DIRECTIONS FOR THIS TASK =
Reproduce the following material exactly, including every line.

[Dataset items]

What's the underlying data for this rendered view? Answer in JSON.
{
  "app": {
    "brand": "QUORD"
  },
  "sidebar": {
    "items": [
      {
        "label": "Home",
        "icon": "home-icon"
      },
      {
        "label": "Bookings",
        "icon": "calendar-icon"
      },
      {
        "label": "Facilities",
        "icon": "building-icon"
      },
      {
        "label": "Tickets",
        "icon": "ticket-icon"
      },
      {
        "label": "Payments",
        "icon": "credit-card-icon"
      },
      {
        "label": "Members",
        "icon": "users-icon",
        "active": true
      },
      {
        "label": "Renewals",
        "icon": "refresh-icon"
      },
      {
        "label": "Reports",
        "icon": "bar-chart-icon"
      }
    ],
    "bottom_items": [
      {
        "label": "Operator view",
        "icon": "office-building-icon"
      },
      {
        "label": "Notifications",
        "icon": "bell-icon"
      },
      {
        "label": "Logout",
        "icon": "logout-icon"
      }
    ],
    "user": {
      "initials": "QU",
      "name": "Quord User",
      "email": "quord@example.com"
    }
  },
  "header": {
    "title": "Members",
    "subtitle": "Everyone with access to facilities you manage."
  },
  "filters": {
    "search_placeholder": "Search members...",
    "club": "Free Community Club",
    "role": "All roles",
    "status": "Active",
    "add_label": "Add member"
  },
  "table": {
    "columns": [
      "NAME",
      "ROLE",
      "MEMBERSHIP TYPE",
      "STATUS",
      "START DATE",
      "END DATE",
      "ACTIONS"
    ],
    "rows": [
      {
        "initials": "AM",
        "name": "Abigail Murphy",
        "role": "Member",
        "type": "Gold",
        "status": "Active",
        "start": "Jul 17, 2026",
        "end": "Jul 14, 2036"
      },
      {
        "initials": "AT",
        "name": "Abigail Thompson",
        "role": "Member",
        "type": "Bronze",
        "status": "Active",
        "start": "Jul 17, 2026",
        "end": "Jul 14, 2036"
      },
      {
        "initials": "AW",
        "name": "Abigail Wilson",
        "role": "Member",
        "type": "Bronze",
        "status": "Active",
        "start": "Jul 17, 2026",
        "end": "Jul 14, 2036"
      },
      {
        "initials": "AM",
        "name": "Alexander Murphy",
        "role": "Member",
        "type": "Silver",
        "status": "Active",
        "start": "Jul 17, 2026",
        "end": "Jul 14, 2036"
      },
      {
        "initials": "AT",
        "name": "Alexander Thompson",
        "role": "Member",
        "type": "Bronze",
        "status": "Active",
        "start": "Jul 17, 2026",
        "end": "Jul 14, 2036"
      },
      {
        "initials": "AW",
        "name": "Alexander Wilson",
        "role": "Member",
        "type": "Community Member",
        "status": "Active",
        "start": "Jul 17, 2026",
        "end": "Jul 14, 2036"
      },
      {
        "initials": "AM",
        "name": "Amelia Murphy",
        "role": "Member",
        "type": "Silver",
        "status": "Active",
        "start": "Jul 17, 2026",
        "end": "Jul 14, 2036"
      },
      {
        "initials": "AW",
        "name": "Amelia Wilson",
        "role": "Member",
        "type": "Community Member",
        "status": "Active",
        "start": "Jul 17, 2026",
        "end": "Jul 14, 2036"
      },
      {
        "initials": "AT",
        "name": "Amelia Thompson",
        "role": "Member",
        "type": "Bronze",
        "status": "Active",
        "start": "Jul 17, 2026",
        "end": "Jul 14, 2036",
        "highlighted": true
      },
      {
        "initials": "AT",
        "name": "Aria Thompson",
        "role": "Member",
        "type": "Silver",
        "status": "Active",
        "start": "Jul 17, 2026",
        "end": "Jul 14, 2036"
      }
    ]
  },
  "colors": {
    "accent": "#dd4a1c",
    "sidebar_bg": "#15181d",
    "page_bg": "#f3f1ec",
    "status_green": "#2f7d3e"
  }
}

EXPECTED ANSWER =
What's the underlying data for this rendered view? Answer in JSON.
{
  "app": {
    "brand": "QUORD"
  },
  "sidebar": {
    "items": [
      {
        "label": "Home",
        "icon": "home-icon"
      },
      {
        "label": "Bookings",
        "icon": "calendar-icon"
      },
      {
        "label": "Facilities",
        "icon": "building-icon"
      },
      {
        "label": "Tickets",
        "icon": "ticket-icon"
      },
      {
        "label": "Payments",
        "icon": "credit-card-icon"
      },
      {
        "label": "Members",
        "icon": "users-icon",
        "active": true
      },
      {
        "label": "Renewals",
        "icon": "refresh-icon"
      },
      {
        "label": "Reports",
        "icon": "bar-chart-icon"
      }
    ],
    "bottom_items": [
      {
        "label": "Operator view",
        "icon": "office-building-icon"
      },
      {
        "label": "Notifications",
        "icon": "bell-icon"
      },
      {
        "label": "Logout",
        "icon": "logout-icon"
      }
    ],
    "user": {
      "initials": "QU",
      "name": "Quord User",
      "email": "quord@example.com"
    }
  },
  "header": {
    "title": "Members",
    "subtitle": "Everyone with access to facilities you manage."
  },
  "filters": {
    "search_placeholder": "Search members...",
    "club": "Free Community Club",
    "role": "All roles",
    "status": "Active",
    "add_label": "Add member"
  },
  "table": {
    "columns": [
      "NAME",
      "ROLE",
      "MEMBERSHIP TYPE",
      "STATUS",
      "START DATE",
      "END DATE",
      "ACTIONS"
    ],
    "rows": [
      {
        "initials": "AM",
        "name": "Abigail Murphy",
        "role": "Member",
        "type": "Gold",
        "status": "Active",
        "start": "Jul 17, 2026",
        "end": "Jul 14, 2036"
      },
      {
        "initials": "AT",
        "name": "Abigail Thompson",
        "role": "Member",
        "type": "Bronze",
        "status": "Active",
        "start": "Jul 17, 2026",
        "end": "Jul 14, 2036"
      },
      {
        "initials": "AW",
        "name": "Abigail Wilson",
        "role": "Member",
        "type": "Bronze",
        "status": "Active",
        "start": "Jul 17, 2026",
        "end": "Jul 14, 2036"
      },
      {
        "initials": "AM",
        "name": "Alexander Murphy",
        "role": "Member",
        "type": "Silver",
        "status": "Active",
        "start": "Jul 17, 2026",
        "end": "Jul 14, 2036"
      },
      {
        "initials": "AT",
        "name": "Alexander Thompson",
        "role": "Member",
        "type": "Bronze",
        "status": "Active",
        "start": "Jul 17, 2026",
        "end": "Jul 14, 2036"
      },
      {
        "initials": "AW",
        "name": "Alexander Wilson",
        "role": "Member",
        "type": "Community Member",
        "status": "Active",
        "start": "Jul 17, 2026",
        "end": "Jul 14, 2036"
      },
      {
        "initials": "AM",
        "name": "Amelia Murphy",
        "role": "Member",
        "type": "Silver",
        "status": "Active",
        "start": "Jul 17, 2026",
        "end": "Jul 14, 2036"
      },
      {
        "initials": "AW",
        "name": "Amelia Wilson",
        "role": "Member",
        "type": "Community Member",
        "status": "Active",
        "start": "Jul 17, 2026",
        "end": "Jul 14, 2036"
      },
      {
        "initials": "AT",
        "name": "Amelia Thompson",
        "role": "Member",
        "type": "Bronze",
        "status": "Active",
        "start": "Jul 17, 2026",
        "end": "Jul 14, 2036",
        "highlighted": true
      },
      {
        "initials": "AT",
        "name": "Aria Thompson",
        "role": "Member",
        "type": "Silver",
        "status": "Active",
        "start": "Jul 17, 2026",
        "end": "Jul 14, 2036"
      }
    ]
  },
  "colors": {
    "accent": "#dd4a1c",
    "sidebar_bg": "#15181d",
    "page_bg": "#f3f1ec",
    "status_green": "#2f7d3e"
  }
}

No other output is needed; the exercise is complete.